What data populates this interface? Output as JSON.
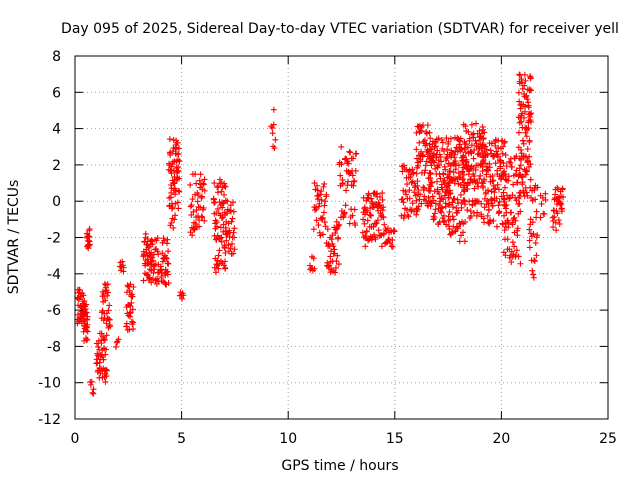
{
  "chart_data": {
    "type": "scatter",
    "title": "Day 095 of 2025, Sidereal Day-to-day VTEC variation (SDTVAR) for receiver yell",
    "xlabel": "GPS time / hours",
    "ylabel": "SDTVAR / TECUs",
    "xlim": [
      0,
      25
    ],
    "ylim": [
      -12,
      8
    ],
    "xticks": [
      0,
      5,
      10,
      15,
      20,
      25
    ],
    "yticks": [
      -12,
      -10,
      -8,
      -6,
      -4,
      -2,
      0,
      2,
      4,
      6,
      8
    ],
    "grid": true,
    "marker": "plus",
    "color": "#ff0000",
    "series": [
      {
        "name": "SDTVAR",
        "clusters": [
          {
            "x": [
              0.1,
              0.45
            ],
            "y": [
              -6.8,
              -4.8
            ],
            "n": 40
          },
          {
            "x": [
              0.4,
              0.6
            ],
            "y": [
              -7.8,
              -5.5
            ],
            "n": 30
          },
          {
            "x": [
              0.55,
              0.7
            ],
            "y": [
              -2.6,
              -1.5
            ],
            "n": 20
          },
          {
            "x": [
              0.7,
              0.9
            ],
            "y": [
              -10.7,
              -9.9
            ],
            "n": 6
          },
          {
            "x": [
              1.0,
              1.5
            ],
            "y": [
              -10.0,
              -7.2
            ],
            "n": 45
          },
          {
            "x": [
              1.25,
              1.65
            ],
            "y": [
              -7.0,
              -4.5
            ],
            "n": 30
          },
          {
            "x": [
              1.9,
              2.05
            ],
            "y": [
              -8.2,
              -7.5
            ],
            "n": 4
          },
          {
            "x": [
              2.1,
              2.3
            ],
            "y": [
              -3.9,
              -3.3
            ],
            "n": 8
          },
          {
            "x": [
              2.4,
              2.75
            ],
            "y": [
              -7.2,
              -4.5
            ],
            "n": 30
          },
          {
            "x": [
              3.2,
              3.6
            ],
            "y": [
              -4.5,
              -1.8
            ],
            "n": 40
          },
          {
            "x": [
              3.55,
              3.95
            ],
            "y": [
              -4.6,
              -2.0
            ],
            "n": 30
          },
          {
            "x": [
              4.0,
              4.4
            ],
            "y": [
              -4.8,
              -2.0
            ],
            "n": 35
          },
          {
            "x": [
              4.4,
              4.9
            ],
            "y": [
              -1.5,
              3.5
            ],
            "n": 70
          },
          {
            "x": [
              4.9,
              5.1
            ],
            "y": [
              -5.6,
              -5.0
            ],
            "n": 6
          },
          {
            "x": [
              5.4,
              6.1
            ],
            "y": [
              -2.0,
              1.5
            ],
            "n": 45
          },
          {
            "x": [
              6.5,
              7.1
            ],
            "y": [
              -4.0,
              1.5
            ],
            "n": 70
          },
          {
            "x": [
              7.0,
              7.5
            ],
            "y": [
              -3.0,
              0.0
            ],
            "n": 35
          },
          {
            "x": [
              9.2,
              9.4
            ],
            "y": [
              2.4,
              5.3
            ],
            "n": 8
          },
          {
            "x": [
              11.0,
              11.25
            ],
            "y": [
              -4.0,
              -3.0
            ],
            "n": 8
          },
          {
            "x": [
              11.2,
              11.8
            ],
            "y": [
              -2.0,
              1.0
            ],
            "n": 35
          },
          {
            "x": [
              11.8,
              12.4
            ],
            "y": [
              -4.0,
              -1.0
            ],
            "n": 40
          },
          {
            "x": [
              12.4,
              13.2
            ],
            "y": [
              -1.5,
              3.0
            ],
            "n": 50
          },
          {
            "x": [
              13.5,
              14.5
            ],
            "y": [
              -2.5,
              0.5
            ],
            "n": 80
          },
          {
            "x": [
              14.5,
              15.0
            ],
            "y": [
              -3.0,
              -1.0
            ],
            "n": 20
          },
          {
            "x": [
              15.3,
              16.1
            ],
            "y": [
              -1.0,
              2.0
            ],
            "n": 50
          },
          {
            "x": [
              16.0,
              16.7
            ],
            "y": [
              -0.5,
              4.2
            ],
            "n": 70
          },
          {
            "x": [
              16.6,
              17.6
            ],
            "y": [
              -1.5,
              3.5
            ],
            "n": 120
          },
          {
            "x": [
              17.5,
              18.3
            ],
            "y": [
              -2.3,
              3.5
            ],
            "n": 110
          },
          {
            "x": [
              18.2,
              19.2
            ],
            "y": [
              -1.0,
              4.3
            ],
            "n": 120
          },
          {
            "x": [
              19.1,
              20.2
            ],
            "y": [
              -1.5,
              3.5
            ],
            "n": 120
          },
          {
            "x": [
              20.1,
              20.9
            ],
            "y": [
              -3.5,
              2.5
            ],
            "n": 80
          },
          {
            "x": [
              20.8,
              21.4
            ],
            "y": [
              0.0,
              7.0
            ],
            "n": 100
          },
          {
            "x": [
              21.3,
              21.7
            ],
            "y": [
              -4.5,
              1.0
            ],
            "n": 30
          },
          {
            "x": [
              21.8,
              22.1
            ],
            "y": [
              -1.0,
              0.5
            ],
            "n": 8
          },
          {
            "x": [
              22.4,
              22.9
            ],
            "y": [
              -1.6,
              1.0
            ],
            "n": 35
          }
        ]
      }
    ]
  }
}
####
- [Description of the task]
Report the number of lines that include the string "SDTVAR"; return nothing but the count.

- [Answer to this exercise]
3